▶ Short task: Below are some records. Pull every line that contains the word "data".
»»
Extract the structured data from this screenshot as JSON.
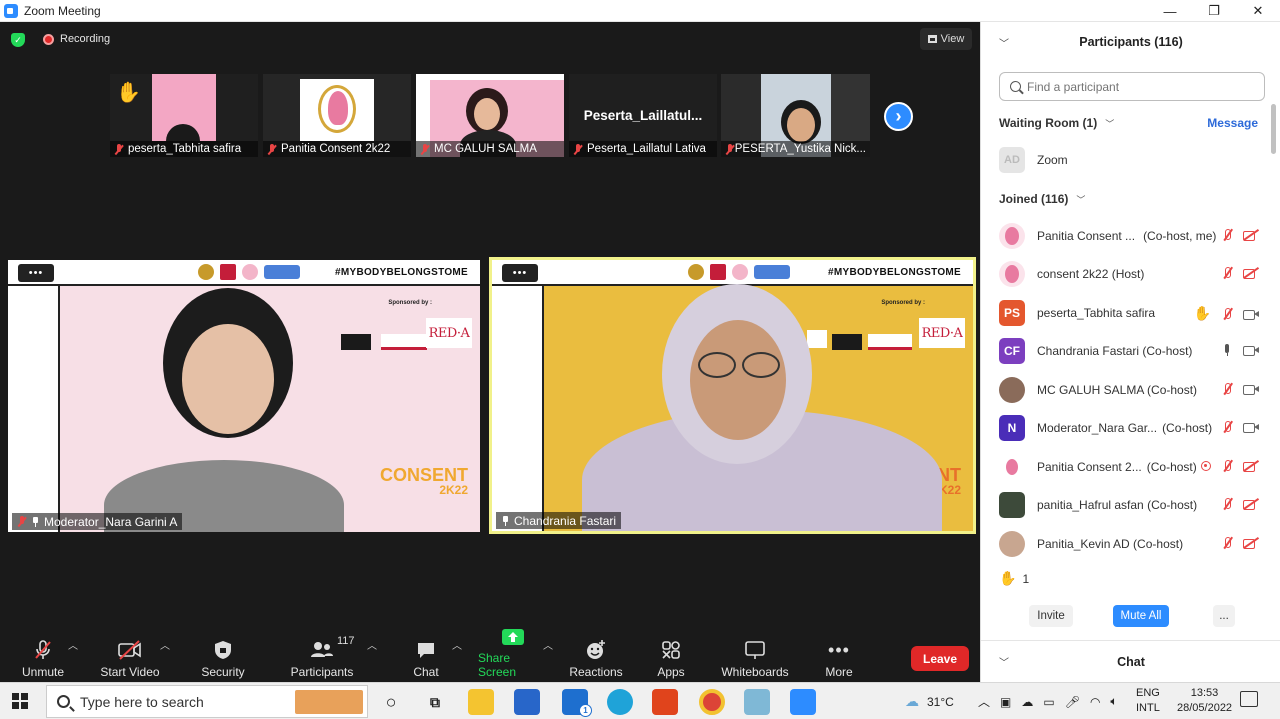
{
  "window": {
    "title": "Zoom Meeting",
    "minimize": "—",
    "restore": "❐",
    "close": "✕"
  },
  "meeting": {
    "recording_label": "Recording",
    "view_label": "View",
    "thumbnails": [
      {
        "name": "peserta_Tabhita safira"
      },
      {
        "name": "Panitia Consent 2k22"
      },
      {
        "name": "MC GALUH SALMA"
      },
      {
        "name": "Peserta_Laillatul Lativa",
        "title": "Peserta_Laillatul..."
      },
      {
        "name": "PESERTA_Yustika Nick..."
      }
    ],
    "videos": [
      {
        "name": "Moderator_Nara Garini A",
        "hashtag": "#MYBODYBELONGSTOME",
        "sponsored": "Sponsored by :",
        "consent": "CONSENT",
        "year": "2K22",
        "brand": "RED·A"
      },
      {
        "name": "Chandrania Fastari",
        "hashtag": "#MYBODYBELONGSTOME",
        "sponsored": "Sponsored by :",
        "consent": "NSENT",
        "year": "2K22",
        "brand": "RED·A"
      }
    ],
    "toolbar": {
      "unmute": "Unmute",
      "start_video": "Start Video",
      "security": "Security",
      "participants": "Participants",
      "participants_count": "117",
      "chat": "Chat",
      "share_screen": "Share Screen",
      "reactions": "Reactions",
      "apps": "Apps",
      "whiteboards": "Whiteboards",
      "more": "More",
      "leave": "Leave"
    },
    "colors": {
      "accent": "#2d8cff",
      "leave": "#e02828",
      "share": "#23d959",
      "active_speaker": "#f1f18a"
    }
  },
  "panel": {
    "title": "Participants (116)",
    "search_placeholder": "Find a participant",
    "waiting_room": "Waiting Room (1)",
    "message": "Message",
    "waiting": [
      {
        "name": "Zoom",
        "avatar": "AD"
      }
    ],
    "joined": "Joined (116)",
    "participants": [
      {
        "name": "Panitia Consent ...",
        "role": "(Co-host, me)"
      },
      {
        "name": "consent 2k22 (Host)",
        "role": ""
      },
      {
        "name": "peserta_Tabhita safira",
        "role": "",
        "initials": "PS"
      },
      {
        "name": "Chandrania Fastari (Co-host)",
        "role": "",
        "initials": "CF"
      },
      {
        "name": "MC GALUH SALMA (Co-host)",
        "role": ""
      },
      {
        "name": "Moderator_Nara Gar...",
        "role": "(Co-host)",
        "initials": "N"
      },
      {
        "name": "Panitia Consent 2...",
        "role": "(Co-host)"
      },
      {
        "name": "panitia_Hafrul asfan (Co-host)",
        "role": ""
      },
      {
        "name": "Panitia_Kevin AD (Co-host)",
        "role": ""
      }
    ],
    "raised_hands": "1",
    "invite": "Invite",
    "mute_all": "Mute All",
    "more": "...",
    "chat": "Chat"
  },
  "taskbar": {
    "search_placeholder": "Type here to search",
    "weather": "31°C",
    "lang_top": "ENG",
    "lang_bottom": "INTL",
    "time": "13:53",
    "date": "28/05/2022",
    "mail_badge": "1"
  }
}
««
»»
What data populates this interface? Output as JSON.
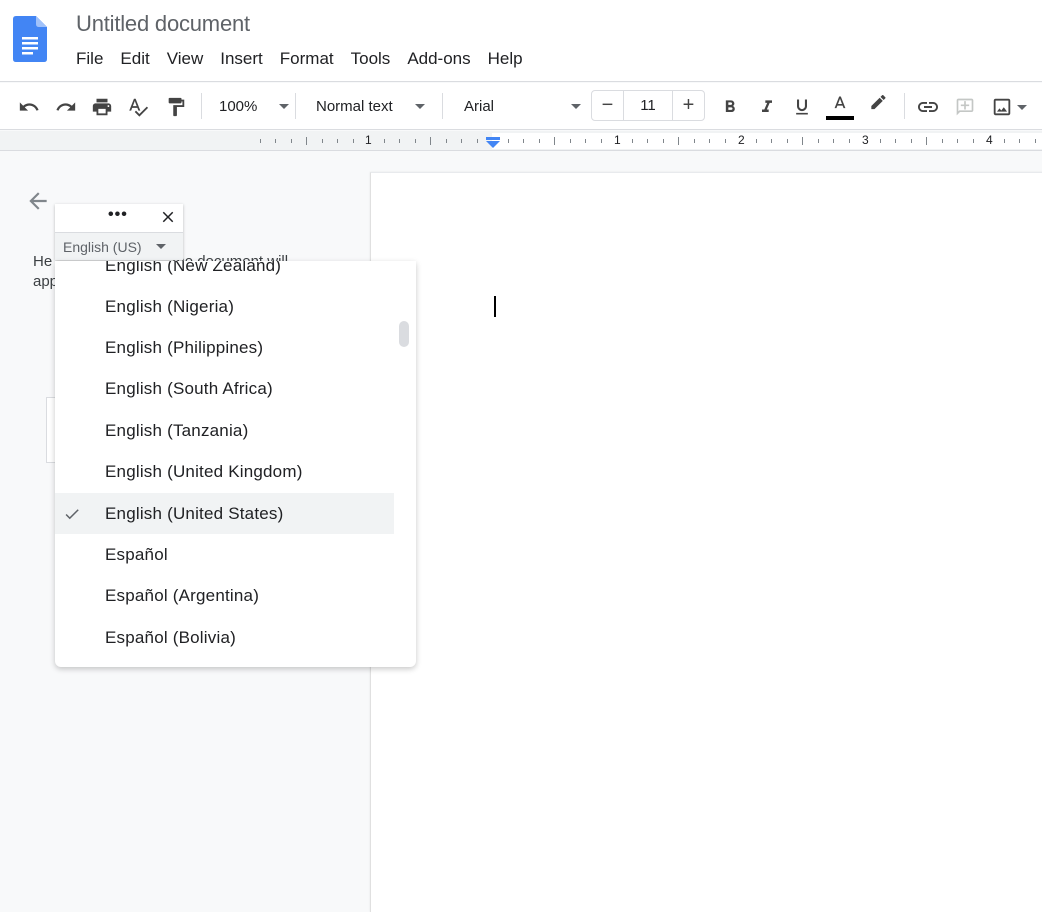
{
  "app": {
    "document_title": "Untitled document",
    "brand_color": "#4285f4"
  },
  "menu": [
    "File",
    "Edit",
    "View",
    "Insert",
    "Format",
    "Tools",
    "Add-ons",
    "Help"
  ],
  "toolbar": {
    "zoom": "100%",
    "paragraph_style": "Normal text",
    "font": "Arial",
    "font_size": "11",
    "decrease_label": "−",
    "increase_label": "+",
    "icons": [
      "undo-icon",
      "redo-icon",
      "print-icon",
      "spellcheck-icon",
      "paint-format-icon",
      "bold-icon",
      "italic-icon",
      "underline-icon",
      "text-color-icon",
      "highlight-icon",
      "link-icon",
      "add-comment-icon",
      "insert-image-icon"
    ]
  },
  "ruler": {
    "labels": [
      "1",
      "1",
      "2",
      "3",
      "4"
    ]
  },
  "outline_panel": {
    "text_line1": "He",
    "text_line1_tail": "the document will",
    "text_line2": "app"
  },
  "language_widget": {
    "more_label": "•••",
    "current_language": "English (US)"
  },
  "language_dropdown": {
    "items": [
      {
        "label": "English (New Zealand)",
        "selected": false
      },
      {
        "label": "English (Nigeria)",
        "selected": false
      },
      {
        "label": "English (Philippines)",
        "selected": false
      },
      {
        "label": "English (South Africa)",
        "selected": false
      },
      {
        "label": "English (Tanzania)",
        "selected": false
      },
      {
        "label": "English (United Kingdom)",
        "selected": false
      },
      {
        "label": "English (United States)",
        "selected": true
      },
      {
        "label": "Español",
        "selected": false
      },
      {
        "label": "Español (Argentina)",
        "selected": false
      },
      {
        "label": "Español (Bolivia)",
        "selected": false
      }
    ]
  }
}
««
»»
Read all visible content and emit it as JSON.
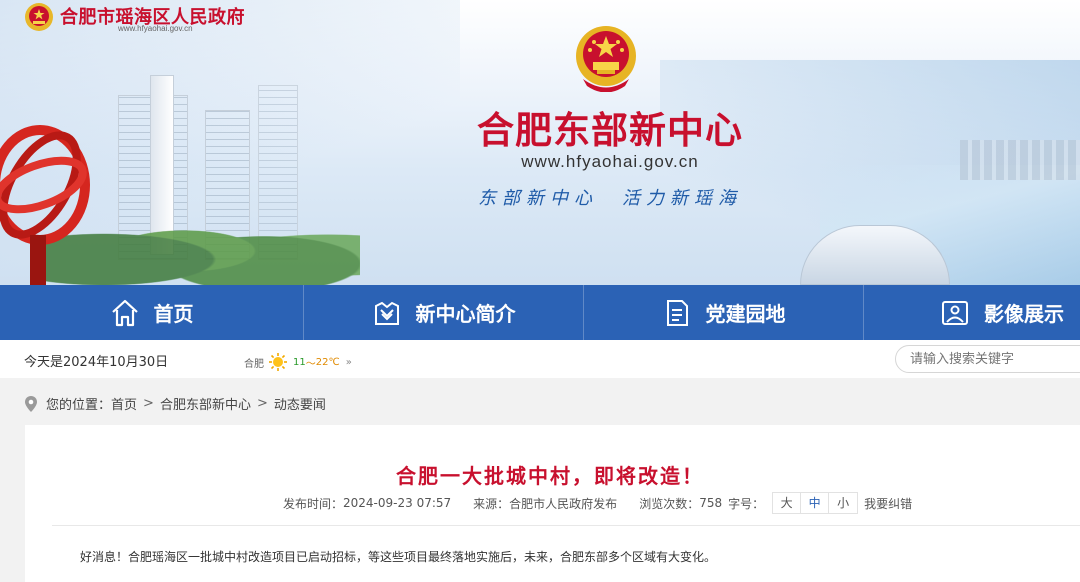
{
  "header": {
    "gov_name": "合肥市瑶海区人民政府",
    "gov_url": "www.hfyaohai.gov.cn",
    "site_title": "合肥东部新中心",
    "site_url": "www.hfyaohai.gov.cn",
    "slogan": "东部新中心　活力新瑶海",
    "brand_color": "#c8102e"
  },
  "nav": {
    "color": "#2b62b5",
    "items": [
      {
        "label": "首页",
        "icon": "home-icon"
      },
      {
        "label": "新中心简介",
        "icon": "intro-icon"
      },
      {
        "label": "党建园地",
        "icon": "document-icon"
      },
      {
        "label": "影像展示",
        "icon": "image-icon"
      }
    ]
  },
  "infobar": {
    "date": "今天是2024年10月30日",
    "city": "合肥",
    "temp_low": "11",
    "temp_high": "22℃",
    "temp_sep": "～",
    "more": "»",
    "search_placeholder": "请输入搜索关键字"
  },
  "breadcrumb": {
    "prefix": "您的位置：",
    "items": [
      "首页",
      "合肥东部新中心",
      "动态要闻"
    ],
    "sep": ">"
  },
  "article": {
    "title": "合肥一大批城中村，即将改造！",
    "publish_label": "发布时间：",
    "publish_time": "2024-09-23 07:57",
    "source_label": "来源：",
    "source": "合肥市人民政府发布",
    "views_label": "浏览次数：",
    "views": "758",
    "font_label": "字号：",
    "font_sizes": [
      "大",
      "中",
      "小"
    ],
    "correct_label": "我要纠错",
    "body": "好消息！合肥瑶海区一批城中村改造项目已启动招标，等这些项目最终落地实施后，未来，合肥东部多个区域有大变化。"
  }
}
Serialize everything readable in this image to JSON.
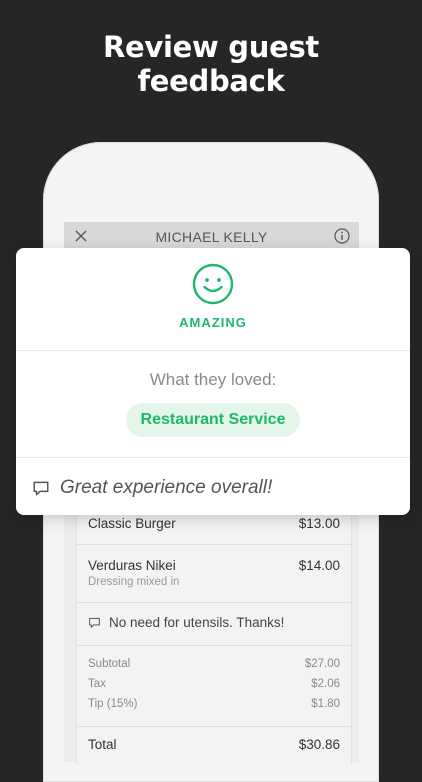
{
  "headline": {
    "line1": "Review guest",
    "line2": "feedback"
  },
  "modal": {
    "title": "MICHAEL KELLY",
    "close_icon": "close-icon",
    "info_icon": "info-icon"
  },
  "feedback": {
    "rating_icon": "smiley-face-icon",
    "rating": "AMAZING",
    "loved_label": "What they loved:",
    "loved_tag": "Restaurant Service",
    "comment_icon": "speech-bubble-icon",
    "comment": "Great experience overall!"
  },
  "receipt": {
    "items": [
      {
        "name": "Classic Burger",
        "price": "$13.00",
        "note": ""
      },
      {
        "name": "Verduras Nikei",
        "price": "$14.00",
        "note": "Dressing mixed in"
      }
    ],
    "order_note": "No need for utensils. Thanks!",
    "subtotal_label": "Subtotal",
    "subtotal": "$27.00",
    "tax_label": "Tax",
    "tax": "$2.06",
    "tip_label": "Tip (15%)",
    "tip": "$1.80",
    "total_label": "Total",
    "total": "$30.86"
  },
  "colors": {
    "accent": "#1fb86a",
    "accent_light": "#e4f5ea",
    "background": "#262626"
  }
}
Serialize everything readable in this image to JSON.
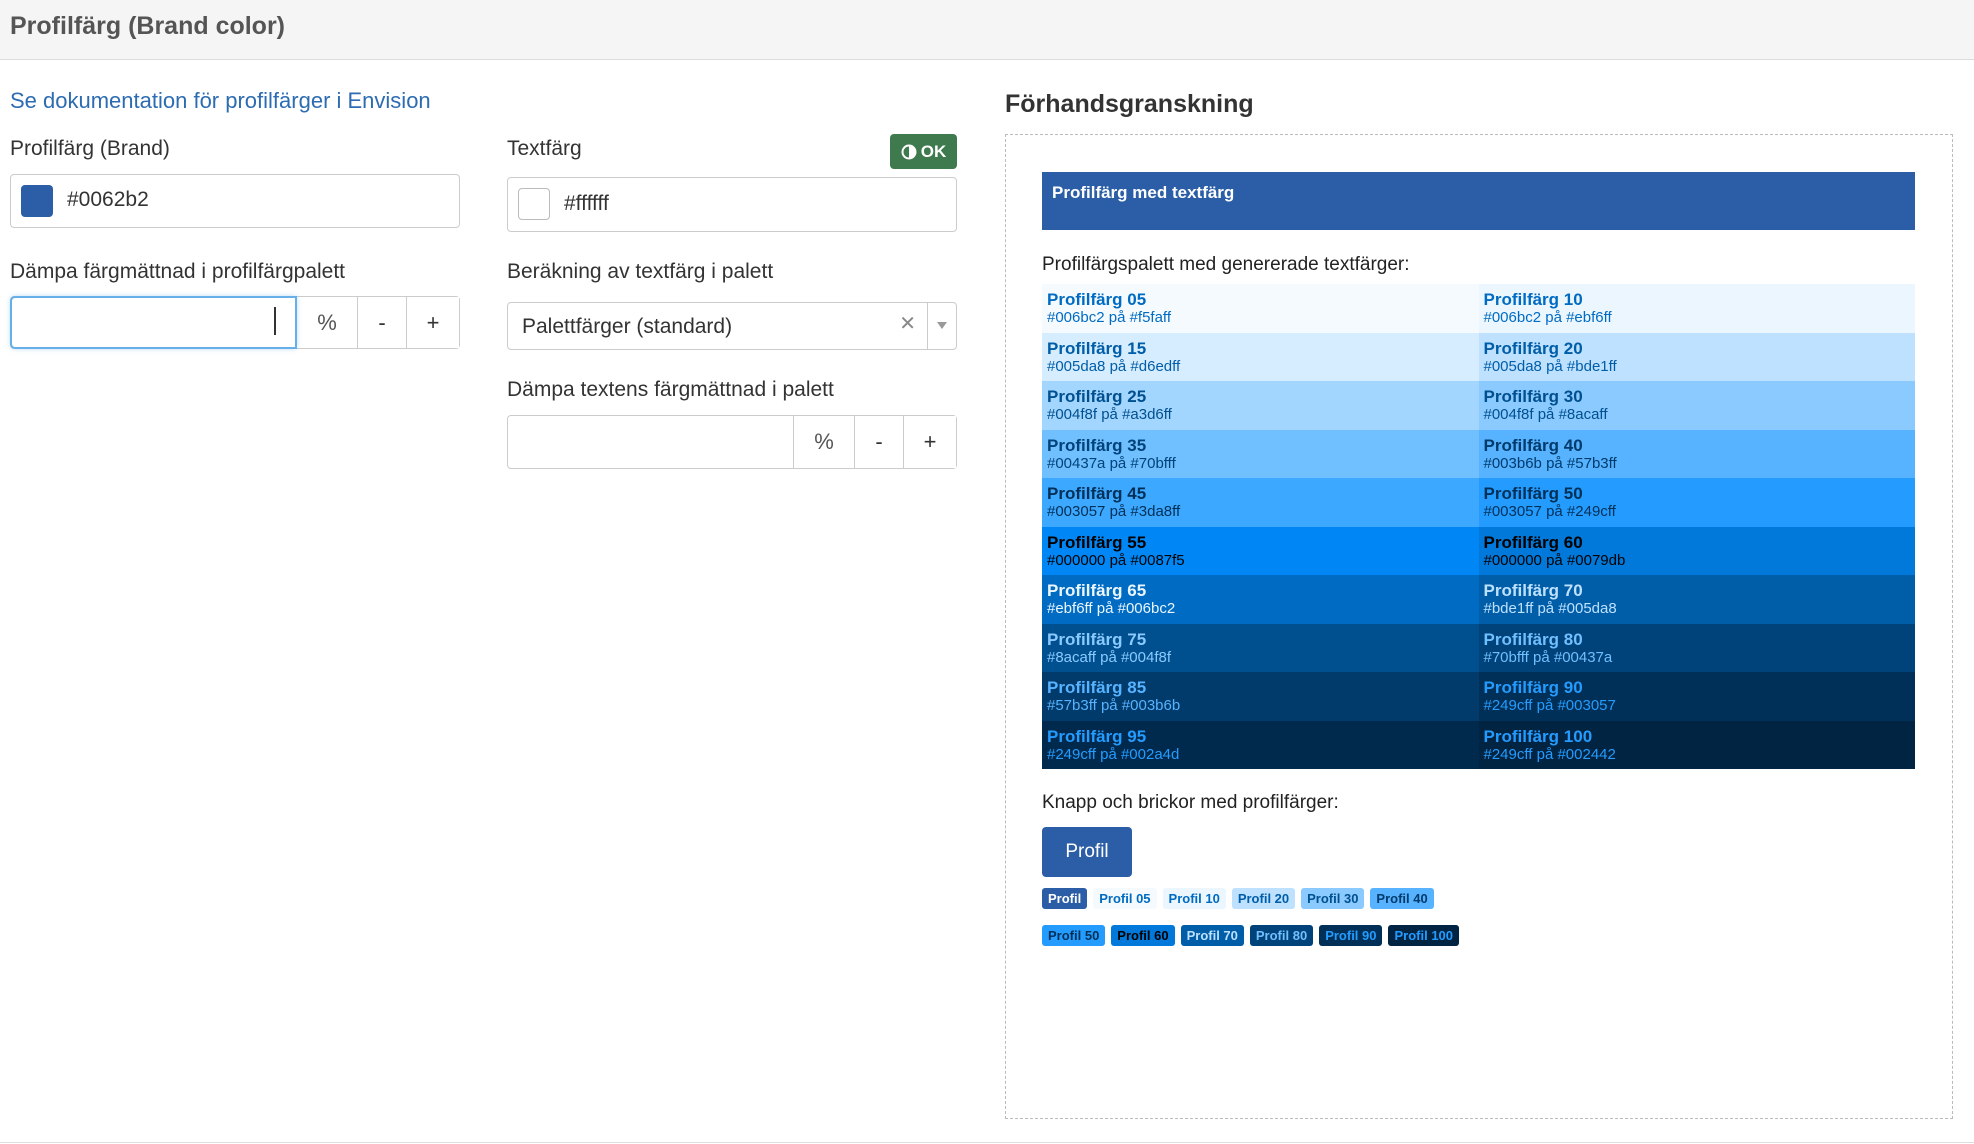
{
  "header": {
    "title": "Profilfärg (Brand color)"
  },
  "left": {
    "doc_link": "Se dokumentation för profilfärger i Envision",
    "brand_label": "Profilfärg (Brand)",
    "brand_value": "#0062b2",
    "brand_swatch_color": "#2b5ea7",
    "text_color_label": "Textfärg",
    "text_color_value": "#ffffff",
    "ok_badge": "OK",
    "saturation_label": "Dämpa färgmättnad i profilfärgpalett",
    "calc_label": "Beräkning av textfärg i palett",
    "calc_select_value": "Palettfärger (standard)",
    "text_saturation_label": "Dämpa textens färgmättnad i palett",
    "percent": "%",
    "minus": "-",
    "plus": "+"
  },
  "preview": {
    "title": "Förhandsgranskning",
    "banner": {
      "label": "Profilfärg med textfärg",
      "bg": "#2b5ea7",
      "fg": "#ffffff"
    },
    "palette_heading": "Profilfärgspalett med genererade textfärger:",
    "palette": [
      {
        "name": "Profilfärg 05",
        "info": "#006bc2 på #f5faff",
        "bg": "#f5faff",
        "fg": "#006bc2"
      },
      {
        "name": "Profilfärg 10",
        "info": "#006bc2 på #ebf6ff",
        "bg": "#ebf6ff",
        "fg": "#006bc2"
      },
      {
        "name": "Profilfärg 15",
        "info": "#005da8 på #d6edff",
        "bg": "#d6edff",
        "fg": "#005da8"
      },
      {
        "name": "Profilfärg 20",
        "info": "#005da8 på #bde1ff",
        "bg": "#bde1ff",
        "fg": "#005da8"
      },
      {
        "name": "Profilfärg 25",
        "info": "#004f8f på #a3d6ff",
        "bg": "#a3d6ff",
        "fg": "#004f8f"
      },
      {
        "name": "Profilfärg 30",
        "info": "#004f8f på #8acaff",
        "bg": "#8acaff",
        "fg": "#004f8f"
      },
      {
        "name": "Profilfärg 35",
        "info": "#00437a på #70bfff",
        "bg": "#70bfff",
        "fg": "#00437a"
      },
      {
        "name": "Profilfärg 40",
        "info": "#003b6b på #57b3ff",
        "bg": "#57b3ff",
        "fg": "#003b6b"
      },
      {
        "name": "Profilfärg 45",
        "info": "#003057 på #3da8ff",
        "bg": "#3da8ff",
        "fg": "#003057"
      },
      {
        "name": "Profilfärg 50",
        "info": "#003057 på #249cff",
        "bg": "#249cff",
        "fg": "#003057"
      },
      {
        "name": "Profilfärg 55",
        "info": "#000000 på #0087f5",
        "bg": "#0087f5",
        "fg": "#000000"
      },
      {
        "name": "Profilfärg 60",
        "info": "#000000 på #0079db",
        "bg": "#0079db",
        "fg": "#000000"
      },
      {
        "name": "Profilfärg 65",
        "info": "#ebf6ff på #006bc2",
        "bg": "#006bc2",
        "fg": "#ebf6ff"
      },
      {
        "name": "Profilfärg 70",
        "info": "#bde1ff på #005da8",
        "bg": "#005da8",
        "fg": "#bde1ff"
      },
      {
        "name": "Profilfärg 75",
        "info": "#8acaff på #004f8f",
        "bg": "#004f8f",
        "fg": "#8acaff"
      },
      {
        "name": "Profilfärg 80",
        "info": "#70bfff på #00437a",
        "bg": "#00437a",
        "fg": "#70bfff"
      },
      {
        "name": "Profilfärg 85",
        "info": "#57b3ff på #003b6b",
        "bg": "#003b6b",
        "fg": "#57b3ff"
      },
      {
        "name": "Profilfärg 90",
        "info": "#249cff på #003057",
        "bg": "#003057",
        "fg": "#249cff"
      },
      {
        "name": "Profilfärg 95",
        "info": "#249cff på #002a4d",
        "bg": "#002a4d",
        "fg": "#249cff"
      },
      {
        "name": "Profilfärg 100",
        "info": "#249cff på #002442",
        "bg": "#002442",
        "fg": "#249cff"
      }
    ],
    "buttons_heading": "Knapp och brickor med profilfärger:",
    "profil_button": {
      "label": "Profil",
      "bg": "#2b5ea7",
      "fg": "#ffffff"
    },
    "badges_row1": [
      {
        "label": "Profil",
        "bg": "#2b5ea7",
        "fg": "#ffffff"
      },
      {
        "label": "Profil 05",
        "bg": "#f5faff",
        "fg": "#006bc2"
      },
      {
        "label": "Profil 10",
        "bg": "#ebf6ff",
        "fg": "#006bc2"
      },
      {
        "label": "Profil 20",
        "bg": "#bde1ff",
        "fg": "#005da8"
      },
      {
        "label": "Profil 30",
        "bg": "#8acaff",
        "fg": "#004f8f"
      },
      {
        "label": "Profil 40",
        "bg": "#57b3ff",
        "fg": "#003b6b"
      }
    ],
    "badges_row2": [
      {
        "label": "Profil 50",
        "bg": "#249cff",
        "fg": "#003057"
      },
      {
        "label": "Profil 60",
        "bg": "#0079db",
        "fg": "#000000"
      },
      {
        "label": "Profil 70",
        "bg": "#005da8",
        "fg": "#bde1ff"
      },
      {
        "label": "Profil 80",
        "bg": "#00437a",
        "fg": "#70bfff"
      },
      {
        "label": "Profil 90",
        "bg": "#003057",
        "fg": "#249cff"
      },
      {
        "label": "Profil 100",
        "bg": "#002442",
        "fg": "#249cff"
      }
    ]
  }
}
««
▶ Finished exercise:
Extract the structured data from this screenshot as JSON.
What data populates this interface? Output as JSON.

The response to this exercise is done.